---- RECORDS SHOWN
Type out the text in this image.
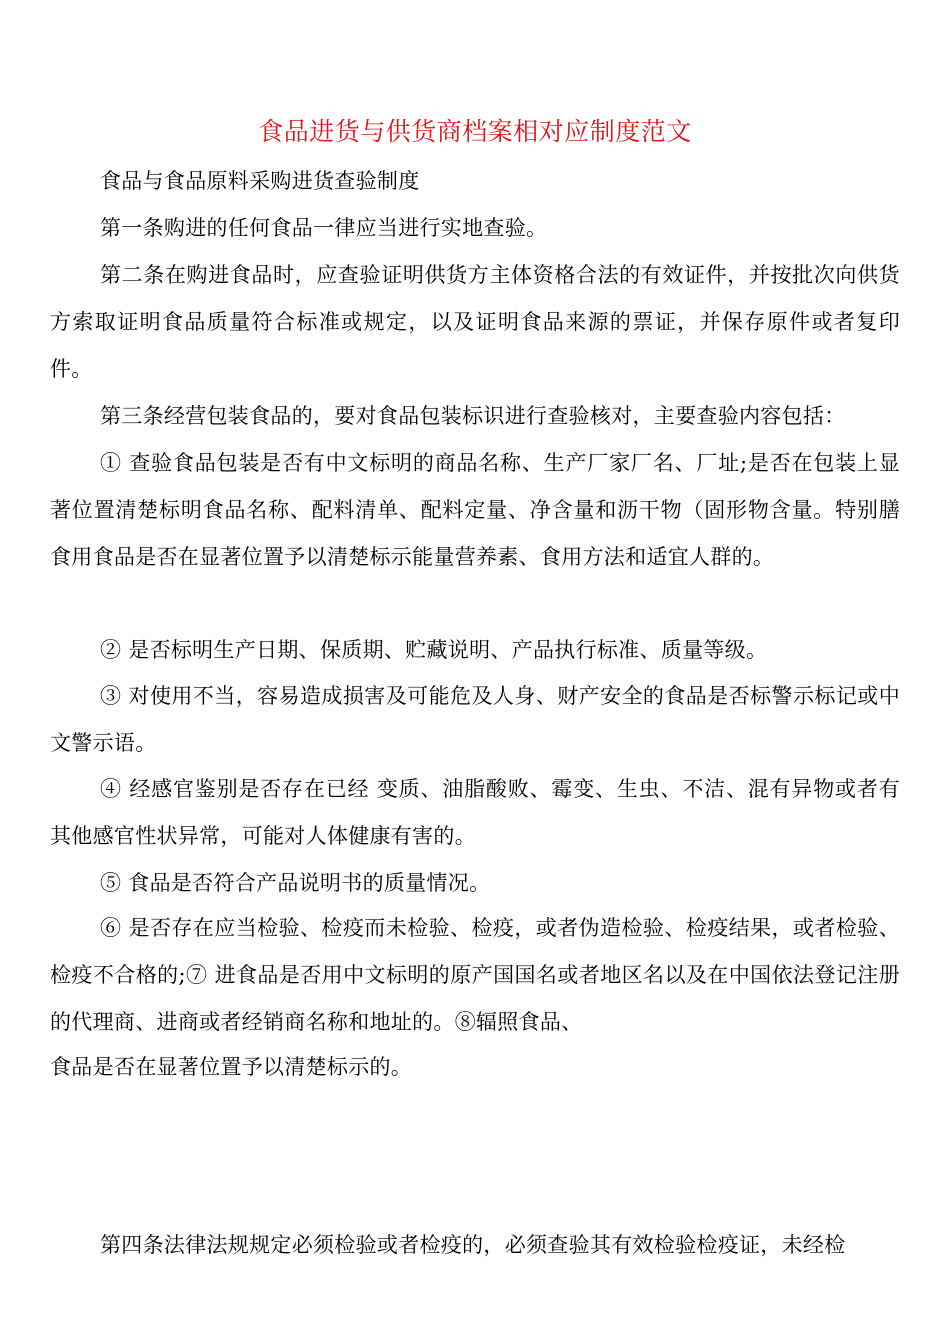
食品进货与供货商档案相对应制度范文
食品与食品原料采购进货查验制度
第一条购进的任何食品一律应当进行实地查验。
第二条在购进食品时，应查验证明供货方主体资格合法的有效证件，并按批次向供货方索取证明食品质量符合标准或规定，以及证明食品来源的票证，并保存原件或者复印件。
第三条经营包装食品的，要对食品包装标识进行查验核对，主要查验内容包括：
① 查验食品包装是否有中文标明的商品名称、生产厂家厂名、厂址;是否在包装上显著位置清楚标明食品名称、配料清单、配料定量、净含量和沥干物（固形物含量。特别膳食用食品是否在显著位置予以清楚标示能量营养素、食用方法和适宜人群的。
② 是否标明生产日期、保质期、贮藏说明、产品执行标准、质量等级。
③ 对使用不当，容易造成损害及可能危及人身、财产安全的食品是否标警示标记或中文警示语。
④ 经感官鉴别是否存在已经 变质、油脂酸败、霉变、生虫、不洁、混有异物或者有其他感官性状异常，可能对人体健康有害的。
⑤ 食品是否符合产品说明书的质量情况。
⑥ 是否存在应当检验、检疫而未检验、检疫，或者伪造检验、检疫结果，或者检验、检疫不合格的;⑦ 进食品是否用中文标明的原产国国名或者地区名以及在中国依法登记注册的代理商、进商或者经销商名称和地址的。⑧辐照食品、
食品是否在显著位置予以清楚标示的。
第四条法律法规规定必须检验或者检疫的，必须查验其有效检验检疫证，未经检
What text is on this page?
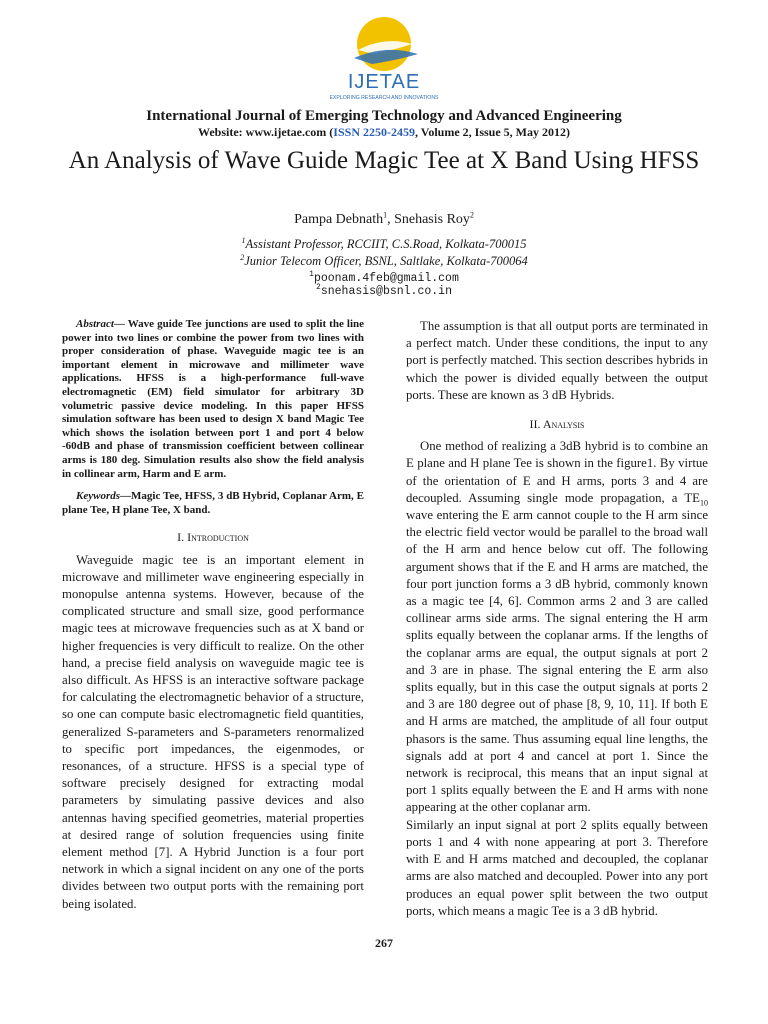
IJETAE
EXPLORING RESEARCH AND INNOVATIONS
International Journal of Emerging Technology and Advanced Engineering
Website: www.ijetae.com (ISSN 2250-2459, Volume 2, Issue 5, May 2012)
An Analysis of Wave Guide Magic Tee at X Band Using HFSS
Pampa Debnath$^1$, Snehasis Roy$^2$
$^1$Assistant Professor, RCCIIT, C.S.Road, Kolkata-700015
$^2$Junior Telecom Officer, BSNL, Saltlake, Kolkata-700064
$^1$poonam.4feb@gmail.com
$^2$snehasis@bsnl.co.in

Abstract— Wave guide Tee junctions are used to split the line power into two lines or combine the power from two lines with proper consideration of phase. Waveguide magic tee is an important element in microwave and millimeter wave applications. HFSS is a high-performance full-wave electromagnetic (EM) field simulator for arbitrary 3D volumetric passive device modeling. In this paper HFSS simulation software has been used to design X band Magic Tee which shows the isolation between port 1 and port 4 below -60dB and phase of transmission coefficient between collinear arms is 180 deg. Simulation results also show the field analysis in collinear arm, Harm and E arm.

Keywords—Magic Tee, HFSS, 3 dB Hybrid, Coplanar Arm, E plane Tee, H plane Tee, X band.

I. Introduction

Waveguide magic tee is an important element in microwave and millimeter wave engineering especially in monopulse antenna systems. However, because of the complicated structure and small size, good performance magic tees at microwave frequencies such as at X band or higher frequencies is very difficult to realize. On the other hand, a precise field analysis on waveguide magic tee is also difficult. As HFSS is an interactive software package for calculating the electromagnetic behavior of a structure, so one can compute basic electromagnetic field quantities, generalized S-parameters and S-parameters renormalized to specific port impedances, the eigenmodes, or resonances, of a structure. HFSS is a special type of software precisely designed for extracting modal parameters by simulating passive devices and also antennas having specified geometries, material properties at desired range of solution frequencies using finite element method [7]. A Hybrid Junction is a four port network in which a signal incident on any one of the ports divides between two output ports with the remaining port being isolated.

The assumption is that all output ports are terminated in a perfect match. Under these conditions, the input to any port is perfectly matched. This section describes hybrids in which the power is divided equally between the output ports. These are known as 3 dB Hybrids.

II. Analysis

One method of realizing a 3dB hybrid is to combine an E plane and H plane Tee is shown in the figure1. By virtue of the orientation of E and H arms, ports 3 and 4 are decoupled. Assuming single mode propagation, a $TE_{10}$ wave entering the E arm cannot couple to the H arm since the electric field vector would be parallel to the broad wall of the H arm and hence below cut off. The following argument shows that if the E and H arms are matched, the four port junction forms a 3 dB hybrid, commonly known as a magic tee [4, 6]. Common arms 2 and 3 are called collinear arms side arms. The signal entering the H arm splits equally between the coplanar arms. If the lengths of the coplanar arms are equal, the output signals at port 2 and 3 are in phase. The signal entering the E arm also splits equally, but in this case the output signals at ports 2 and 3 are 180 degree out of phase [8, 9, 10, 11]. If both E and H arms are matched, the amplitude of all four output phasors is the same. Thus assuming equal line lengths, the signals add at port 4 and cancel at port 1. Since the network is reciprocal, this means that an input signal at port 1 splits equally between the E and H arms with none appearing at the other coplanar arm.

Similarly an input signal at port 2 splits equally between ports 1 and 4 with none appearing at port 3. Therefore with E and H arms matched and decoupled, the coplanar arms are also matched and decoupled. Power into any port produces an equal power split between the two output ports, which means a magic Tee is a 3 dB hybrid.

267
--------
### TASK
Copy the material shown above in full and exactly. Skip the pictures.

### THE REPLY
Type out the text in this image.
食品进货与供货商档案相对应制度范文
食品与食品原料采购进货查验制度
第一条购进的任何食品一律应当进行实地查验。
第二条在购进食品时，应查验证明供货方主体资格合法的有效证件，并按批次向供货方索取证明食品质量符合标准或规定，以及证明食品来源的票证，并保存原件或者复印件。
第三条经营包装食品的，要对食品包装标识进行查验核对，主要查验内容包括：
① 查验食品包装是否有中文标明的商品名称、生产厂家厂名、厂址;是否在包装上显著位置清楚标明食品名称、配料清单、配料定量、净含量和沥干物（固形物含量。特别膳食用食品是否在显著位置予以清楚标示能量营养素、食用方法和适宜人群的。
② 是否标明生产日期、保质期、贮藏说明、产品执行标准、质量等级。
③ 对使用不当，容易造成损害及可能危及人身、财产安全的食品是否标警示标记或中文警示语。
④ 经感官鉴别是否存在已经 变质、油脂酸败、霉变、生虫、不洁、混有异物或者有其他感官性状异常，可能对人体健康有害的。
⑤ 食品是否符合产品说明书的质量情况。
⑥ 是否存在应当检验、检疫而未检验、检疫，或者伪造检验、检疫结果，或者检验、检疫不合格的;⑦ 进食品是否用中文标明的原产国国名或者地区名以及在中国依法登记注册的代理商、进商或者经销商名称和地址的。⑧辐照食品、
食品是否在显著位置予以清楚标示的。
第四条法律法规规定必须检验或者检疫的，必须查验其有效检验检疫证，未经检
What text is on this page?
IJETAE
EXPLORING RESEARCH AND INNOVATIONS
International Journal of Emerging Technology and Advanced Engineering
Website: www.ijetae.com (ISSN 2250-2459, Volume 2, Issue 5, May 2012)
An Analysis of Wave Guide Magic Tee at X Band Using HFSS
Pampa Debnath$^1$, Snehasis Roy$^2$
$^1$Assistant Professor, RCCIIT, C.S.Road, Kolkata-700015
$^2$Junior Telecom Officer, BSNL, Saltlake, Kolkata-700064
$^1$poonam.4feb@gmail.com
$^2$snehasis@bsnl.co.in

Abstract— Wave guide Tee junctions are used to split the line power into two lines or combine the power from two lines with proper consideration of phase. Waveguide magic tee is an important element in microwave and millimeter wave applications. HFSS is a high-performance full-wave electromagnetic (EM) field simulator for arbitrary 3D volumetric passive device modeling. In this paper HFSS simulation software has been used to design X band Magic Tee which shows the isolation between port 1 and port 4 below -60dB and phase of transmission coefficient between collinear arms is 180 deg. Simulation results also show the field analysis in collinear arm, Harm and E arm.

Keywords—Magic Tee, HFSS, 3 dB Hybrid, Coplanar Arm, E plane Tee, H plane Tee, X band.

I. Introduction

Waveguide magic tee is an important element in microwave and millimeter wave engineering especially in monopulse antenna systems. However, because of the complicated structure and small size, good performance magic tees at microwave frequencies such as at X band or higher frequencies is very difficult to realize. On the other hand, a precise field analysis on waveguide magic tee is also difficult. As HFSS is an interactive software package for calculating the electromagnetic behavior of a structure, so one can compute basic electromagnetic field quantities, generalized S-parameters and S-parameters renormalized to specific port impedances, the eigenmodes, or resonances, of a structure. HFSS is a special type of software precisely designed for extracting modal parameters by simulating passive devices and also antennas having specified geometries, material properties at desired range of solution frequencies using finite element method [7]. A Hybrid Junction is a four port network in which a signal incident on any one of the ports divides between two output ports with the remaining port being isolated.

The assumption is that all output ports are terminated in a perfect match. Under these conditions, the input to any port is perfectly matched. This section describes hybrids in which the power is divided equally between the output ports. These are known as 3 dB Hybrids.

II. Analysis

One method of realizing a 3dB hybrid is to combine an E plane and H plane Tee is shown in the figure1. By virtue of the orientation of E and H arms, ports 3 and 4 are decoupled. Assuming single mode propagation, a $TE_{10}$ wave entering the E arm cannot couple to the H arm since the electric field vector would be parallel to the broad wall of the H arm and hence below cut off. The following argument shows that if the E and H arms are matched, the four port junction forms a 3 dB hybrid, commonly known as a magic tee [4, 6]. Common arms 2 and 3 are called collinear arms side arms. The signal entering the H arm splits equally between the coplanar arms. If the lengths of the coplanar arms are equal, the output signals at port 2 and 3 are in phase. The signal entering the E arm also splits equally, but in this case the output signals at ports 2 and 3 are 180 degree out of phase [8, 9, 10, 11]. If both E and H arms are matched, the amplitude of all four output phasors is the same. Thus assuming equal line lengths, the signals add at port 4 and cancel at port 1. Since the network is reciprocal, this means that an input signal at port 1 splits equally between the E and H arms with none appearing at the other coplanar arm.

Similarly an input signal at port 2 splits equally between ports 1 and 4 with none appearing at port 3. Therefore with E and H arms matched and decoupled, the coplanar arms are also matched and decoupled. Power into any port produces an equal power split between the two output ports, which means a magic Tee is a 3 dB hybrid.

267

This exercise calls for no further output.